* **Stated goal**:
Omit all pictures, then retype the data exactly as given.
>> START
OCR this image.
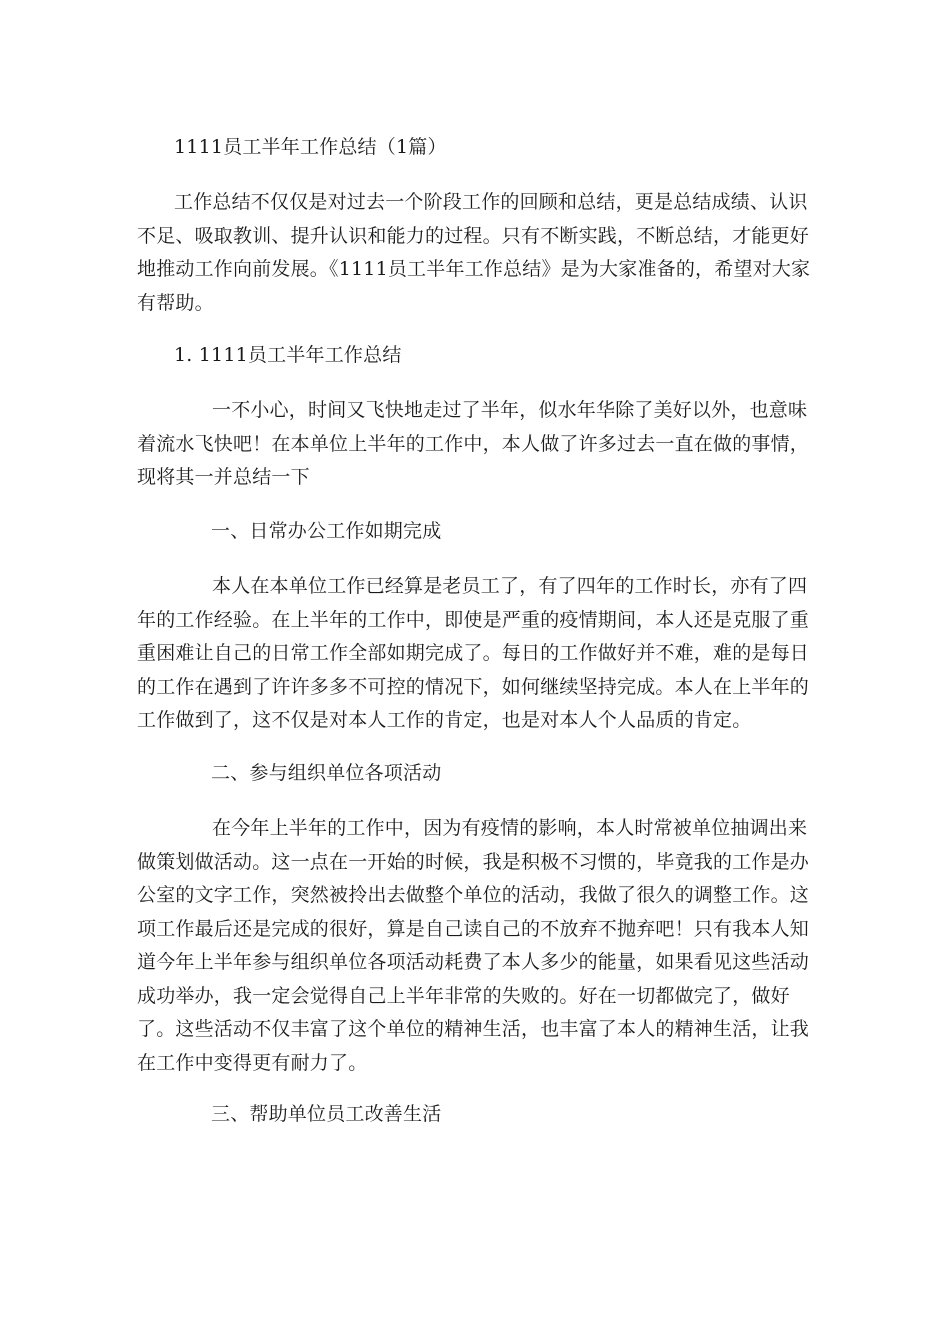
1111员工半年工作总结（1篇）
工作总结不仅仅是对过去一个阶段工作的回顾和总结，更是总结成绩、认识不足、吸取教训、提升认识和能力的过程。只有不断实践，不断总结，才能更好地推动工作向前发展。《1111员工半年工作总结》是为大家准备的，希望对大家有帮助。
1. 1111员工半年工作总结
一不小心，时间又飞快地走过了半年，似水年华除了美好以外，也意味着流水飞快吧！在本单位上半年的工作中，本人做了许多过去一直在做的事情，现将其一并总结一下
一、日常办公工作如期完成
本人在本单位工作已经算是老员工了，有了四年的工作时长，亦有了四年的工作经验。在上半年的工作中，即使是严重的疫情期间，本人还是克服了重重困难让自己的日常工作全部如期完成了。每日的工作做好并不难，难的是每日的工作在遇到了许许多多不可控的情况下，如何继续坚持完成。本人在上半年的工作做到了，这不仅是对本人工作的肯定，也是对本人个人品质的肯定。
二、参与组织单位各项活动
在今年上半年的工作中，因为有疫情的影响，本人时常被单位抽调出来做策划做活动。这一点在一开始的时候，我是积极不习惯的，毕竟我的工作是办公室的文字工作，突然被拎出去做整个单位的活动，我做了很久的调整工作。这项工作最后还是完成的很好，算是自己读自己的不放弃不抛弃吧！只有我本人知道今年上半年参与组织单位各项活动耗费了本人多少的能量，如果看见这些活动成功举办，我一定会觉得自己上半年非常的失败的。好在一切都做完了，做好了。这些活动不仅丰富了这个单位的精神生活，也丰富了本人的精神生活，让我在工作中变得更有耐力了。
三、帮助单位员工改善生活
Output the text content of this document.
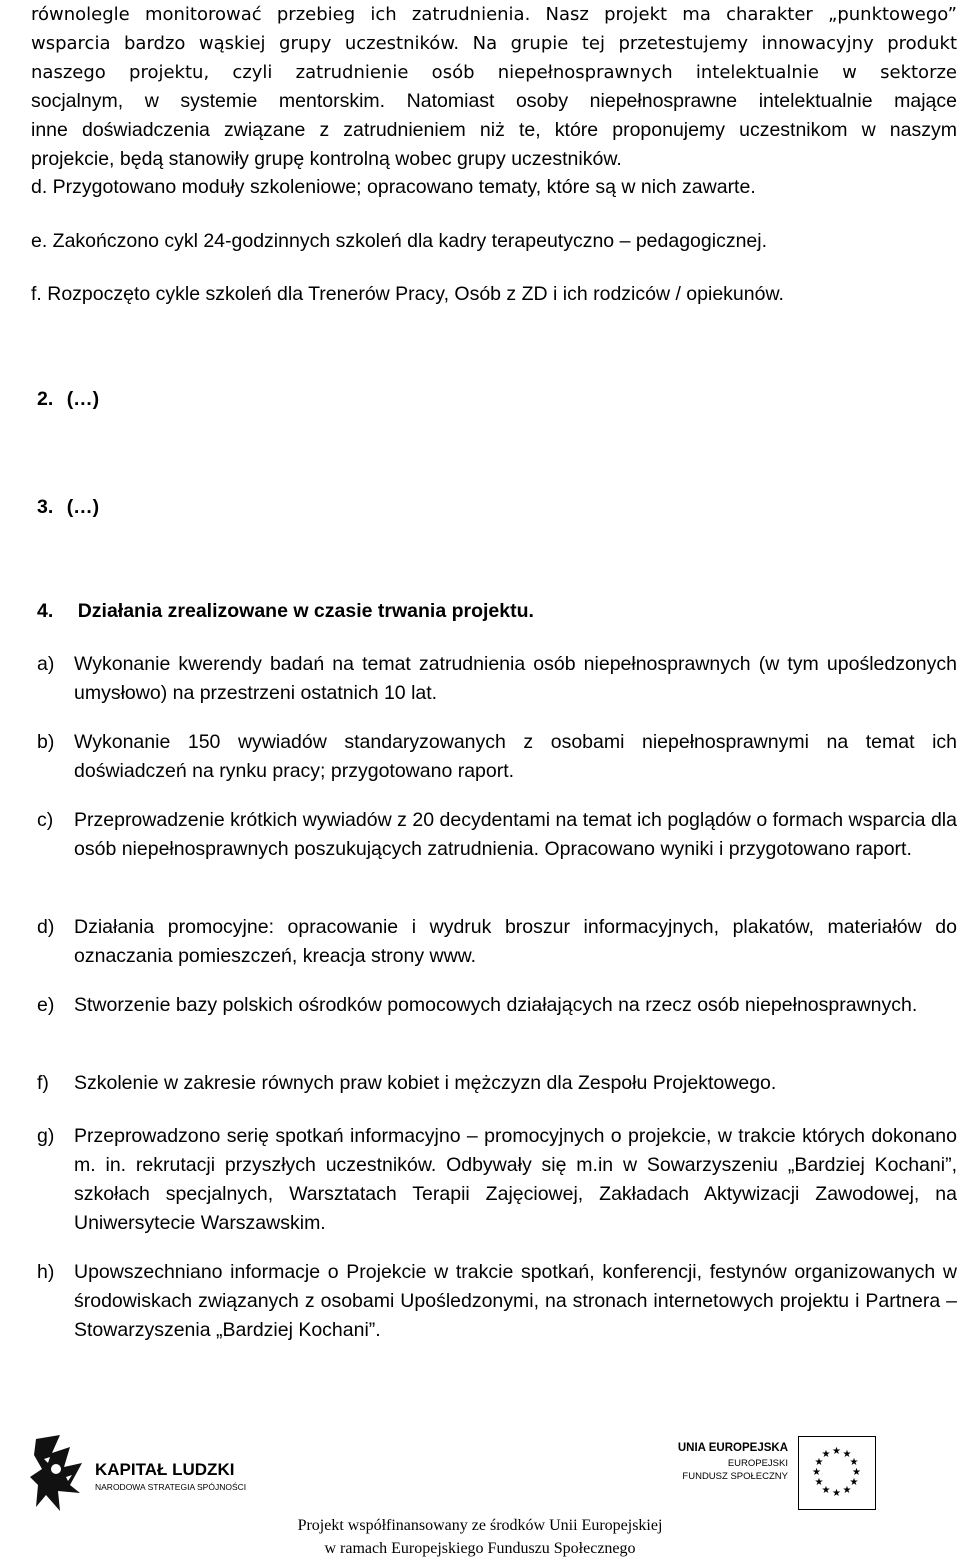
równolegle monitorować przebieg ich zatrudnienia. Nasz projekt ma charakter „punktowego”
wsparcia bardzo wąskiej grupy uczestników. Na grupie tej przetestujemy innowacyjny produkt
naszego projektu, czyli zatrudnienie osób niepełnosprawnych intelektualnie w sektorze
socjalnym, w systemie mentorskim. Natomiast osoby niepełnosprawne intelektualnie mające
inne doświadczenia związane z zatrudnieniem niż te, które proponujemy uczestnikom w naszym
projekcie, będą stanowiły grupę kontrolną wobec grupy uczestników.
d. Przygotowano moduły szkoleniowe; opracowano tematy, które są w nich zawarte.
e. Zakończono cykl 24-godzinnych szkoleń dla kadry terapeutyczno – pedagogicznej.
f. Rozpoczęto cykle szkoleń dla Trenerów Pracy, Osób z ZD i ich rodziców / opiekunów.
2. (…)
3. (…)
4. Działania zrealizowane w czasie trwania projektu.
a) Wykonanie kwerendy badań na temat zatrudnienia osób niepełnosprawnych (w tym upośledzonych umysłowo) na przestrzeni ostatnich 10 lat.
b) Wykonanie 150 wywiadów standaryzowanych z osobami niepełnosprawnymi na temat ich doświadczeń na rynku pracy; przygotowano raport.
c) Przeprowadzenie krótkich wywiadów z 20 decydentami na temat ich poglądów o formach wsparcia dla osób niepełnosprawnych poszukujących zatrudnienia. Opracowano wyniki i przygotowano raport.
d) Działania promocyjne: opracowanie i wydruk broszur informacyjnych, plakatów, materiałów do oznaczania pomieszczeń, kreacja strony www.
e) Stworzenie bazy polskich ośrodków pomocowych działających na rzecz osób niepełnosprawnych.
f) Szkolenie w zakresie równych praw kobiet i mężczyzn dla Zespołu Projektowego.
g) Przeprowadzono serię spotkań informacyjno – promocyjnych o projekcie, w trakcie których dokonano m. in. rekrutacji przyszłych uczestników. Odbywały się m.in w Sowarzyszeniu „Bardziej Kochani”, szkołach specjalnych, Warsztatach Terapii Zajęciowej, Zakładach Aktywizacji Zawodowej, na Uniwersytecie Warszawskim.
h) Upowszechniano informacje o Projekcie w trakcie spotkań, konferencji, festynów organizowanych w środowiskach związanych z osobami Upośledzonymi, na stronach internetowych projektu i Partnera – Stowarzyszenia „Bardziej Kochani”.
KAPITAŁ LUDZKI
NARODOWA STRATEGIA SPÓJNOŚCI
UNIA EUROPEJSKA
EUROPEJSKI
FUNDUSZ SPOŁECZNY
★ ★
★
★
★
★
★
★
★
★
★
★
Projekt współfinansowany ze środków Unii Europejskiej
w ramach Europejskiego Funduszu Społecznego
>> END
* **Written solution**:
OCR this image.
1111员工半年工作总结（1篇）
工作总结不仅仅是对过去一个阶段工作的回顾和总结，更是总结成绩、认识不足、吸取教训、提升认识和能力的过程。只有不断实践，不断总结，才能更好地推动工作向前发展。《1111员工半年工作总结》是为大家准备的，希望对大家有帮助。
1. 1111员工半年工作总结
一不小心，时间又飞快地走过了半年，似水年华除了美好以外，也意味着流水飞快吧！在本单位上半年的工作中，本人做了许多过去一直在做的事情，现将其一并总结一下
一、日常办公工作如期完成
本人在本单位工作已经算是老员工了，有了四年的工作时长，亦有了四年的工作经验。在上半年的工作中，即使是严重的疫情期间，本人还是克服了重重困难让自己的日常工作全部如期完成了。每日的工作做好并不难，难的是每日的工作在遇到了许许多多不可控的情况下，如何继续坚持完成。本人在上半年的工作做到了，这不仅是对本人工作的肯定，也是对本人个人品质的肯定。
二、参与组织单位各项活动
在今年上半年的工作中，因为有疫情的影响，本人时常被单位抽调出来做策划做活动。这一点在一开始的时候，我是积极不习惯的，毕竟我的工作是办公室的文字工作，突然被拎出去做整个单位的活动，我做了很久的调整工作。这项工作最后还是完成的很好，算是自己读自己的不放弃不抛弃吧！只有我本人知道今年上半年参与组织单位各项活动耗费了本人多少的能量，如果看见这些活动成功举办，我一定会觉得自己上半年非常的失败的。好在一切都做完了，做好了。这些活动不仅丰富了这个单位的精神生活，也丰富了本人的精神生活，让我在工作中变得更有耐力了。
三、帮助单位员工改善生活
Output the text content of this document.
równolegle monitorować przebieg ich zatrudnienia. Nasz projekt ma charakter „punktowego”
wsparcia bardzo wąskiej grupy uczestników. Na grupie tej przetestujemy innowacyjny produkt
naszego projektu, czyli zatrudnienie osób niepełnosprawnych intelektualnie w sektorze
socjalnym, w systemie mentorskim. Natomiast osoby niepełnosprawne intelektualnie mające
inne doświadczenia związane z zatrudnieniem niż te, które proponujemy uczestnikom w naszym
projekcie, będą stanowiły grupę kontrolną wobec grupy uczestników.
d. Przygotowano moduły szkoleniowe; opracowano tematy, które są w nich zawarte.
e. Zakończono cykl 24-godzinnych szkoleń dla kadry terapeutyczno – pedagogicznej.
f. Rozpoczęto cykle szkoleń dla Trenerów Pracy, Osób z ZD i ich rodziców / opiekunów.
2. (…)
3. (…)
4. Działania zrealizowane w czasie trwania projektu.
a) Wykonanie kwerendy badań na temat zatrudnienia osób niepełnosprawnych (w tym upośledzonych umysłowo) na przestrzeni ostatnich 10 lat.
b) Wykonanie 150 wywiadów standaryzowanych z osobami niepełnosprawnymi na temat ich doświadczeń na rynku pracy; przygotowano raport.
c) Przeprowadzenie krótkich wywiadów z 20 decydentami na temat ich poglądów o formach wsparcia dla osób niepełnosprawnych poszukujących zatrudnienia. Opracowano wyniki i przygotowano raport.
d) Działania promocyjne: opracowanie i wydruk broszur informacyjnych, plakatów, materiałów do oznaczania pomieszczeń, kreacja strony www.
e) Stworzenie bazy polskich ośrodków pomocowych działających na rzecz osób niepełnosprawnych.
f) Szkolenie w zakresie równych praw kobiet i mężczyzn dla Zespołu Projektowego.
g) Przeprowadzono serię spotkań informacyjno – promocyjnych o projekcie, w trakcie których dokonano m. in. rekrutacji przyszłych uczestników. Odbywały się m.in w Sowarzyszeniu „Bardziej Kochani”, szkołach specjalnych, Warsztatach Terapii Zajęciowej, Zakładach Aktywizacji Zawodowej, na Uniwersytecie Warszawskim.
h) Upowszechniano informacje o Projekcie w trakcie spotkań, konferencji, festynów organizowanych w środowiskach związanych z osobami Upośledzonymi, na stronach internetowych projektu i Partnera – Stowarzyszenia „Bardziej Kochani”.
KAPITAŁ LUDZKI
NARODOWA STRATEGIA SPÓJNOŚCI
UNIA EUROPEJSKA
EUROPEJSKI
FUNDUSZ SPOŁECZNY
★ ★
★
★
★
★
★
★
★
★
★
★
Projekt współfinansowany ze środków Unii Europejskiej
w ramach Europejskiego Funduszu Społecznego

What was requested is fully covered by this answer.